PROVIDED MATERIAL

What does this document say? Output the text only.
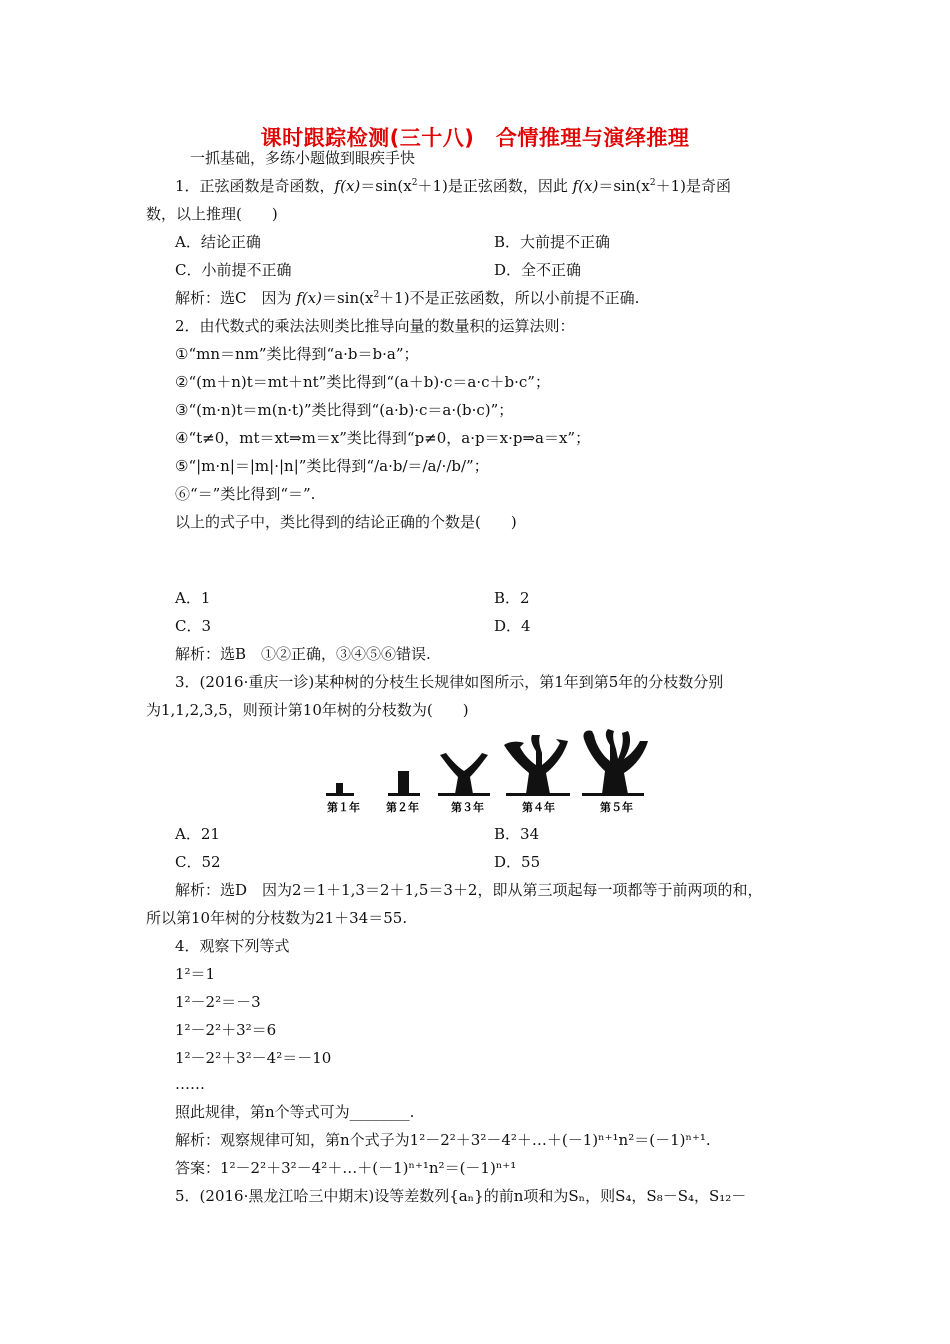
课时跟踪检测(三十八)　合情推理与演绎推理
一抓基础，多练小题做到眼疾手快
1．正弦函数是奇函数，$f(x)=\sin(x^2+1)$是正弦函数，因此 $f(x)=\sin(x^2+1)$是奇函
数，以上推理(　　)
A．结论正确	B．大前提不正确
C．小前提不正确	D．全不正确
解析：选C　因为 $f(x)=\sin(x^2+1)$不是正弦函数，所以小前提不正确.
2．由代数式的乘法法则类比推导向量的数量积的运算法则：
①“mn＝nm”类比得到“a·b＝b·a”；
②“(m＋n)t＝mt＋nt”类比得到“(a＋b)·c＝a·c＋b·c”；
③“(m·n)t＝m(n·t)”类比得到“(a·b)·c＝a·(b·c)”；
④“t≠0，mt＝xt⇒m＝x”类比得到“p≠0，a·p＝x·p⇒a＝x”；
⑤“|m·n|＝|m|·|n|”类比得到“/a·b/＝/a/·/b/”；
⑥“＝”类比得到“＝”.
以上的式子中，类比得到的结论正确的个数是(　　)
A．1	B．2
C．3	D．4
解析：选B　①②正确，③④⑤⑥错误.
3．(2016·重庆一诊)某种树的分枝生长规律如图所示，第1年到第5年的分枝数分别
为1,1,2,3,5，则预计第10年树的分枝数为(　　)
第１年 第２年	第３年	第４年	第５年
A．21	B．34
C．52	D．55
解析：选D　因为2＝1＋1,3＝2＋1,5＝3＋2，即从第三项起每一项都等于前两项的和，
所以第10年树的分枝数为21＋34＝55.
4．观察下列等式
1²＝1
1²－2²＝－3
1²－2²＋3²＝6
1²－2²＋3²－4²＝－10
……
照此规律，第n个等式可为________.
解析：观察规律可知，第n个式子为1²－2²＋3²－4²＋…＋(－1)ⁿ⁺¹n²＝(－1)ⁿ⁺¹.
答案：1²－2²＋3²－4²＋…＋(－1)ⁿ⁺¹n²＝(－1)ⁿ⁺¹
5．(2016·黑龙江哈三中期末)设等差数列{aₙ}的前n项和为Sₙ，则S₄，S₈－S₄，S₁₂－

EXERCISE
Give back each entry exactly as it appears, with no pictures.

FINISHED TASK
What does this document say? Output the text only.
课时跟踪检测(三十八)　合情推理与演绎推理
一抓基础，多练小题做到眼疾手快
1．正弦函数是奇函数，$f(x)=\sin(x^2+1)$是正弦函数，因此 $f(x)=\sin(x^2+1)$是奇函
数，以上推理(　　)
A．结论正确	B．大前提不正确
C．小前提不正确	D．全不正确
解析：选C　因为 $f(x)=\sin(x^2+1)$不是正弦函数，所以小前提不正确.
2．由代数式的乘法法则类比推导向量的数量积的运算法则：
①“mn＝nm”类比得到“a·b＝b·a”；
②“(m＋n)t＝mt＋nt”类比得到“(a＋b)·c＝a·c＋b·c”；
③“(m·n)t＝m(n·t)”类比得到“(a·b)·c＝a·(b·c)”；
④“t≠0，mt＝xt⇒m＝x”类比得到“p≠0，a·p＝x·p⇒a＝x”；
⑤“|m·n|＝|m|·|n|”类比得到“/a·b/＝/a/·/b/”；
⑥“＝”类比得到“＝”.
以上的式子中，类比得到的结论正确的个数是(　　)
A．1	B．2
C．3	D．4
解析：选B　①②正确，③④⑤⑥错误.
3．(2016·重庆一诊)某种树的分枝生长规律如图所示，第1年到第5年的分枝数分别
为1,1,2,3,5，则预计第10年树的分枝数为(　　)
第１年 第２年	第３年	第４年	第５年
A．21	B．34
C．52	D．55
解析：选D　因为2＝1＋1,3＝2＋1,5＝3＋2，即从第三项起每一项都等于前两项的和，
所以第10年树的分枝数为21＋34＝55.
4．观察下列等式
1²＝1
1²－2²＝－3
1²－2²＋3²＝6
1²－2²＋3²－4²＝－10
……
照此规律，第n个等式可为________.
解析：观察规律可知，第n个式子为1²－2²＋3²－4²＋…＋(－1)ⁿ⁺¹n²＝(－1)ⁿ⁺¹.
答案：1²－2²＋3²－4²＋…＋(－1)ⁿ⁺¹n²＝(－1)ⁿ⁺¹
5．(2016·黑龙江哈三中期末)设等差数列{aₙ}的前n项和为Sₙ，则S₄，S₈－S₄，S₁₂－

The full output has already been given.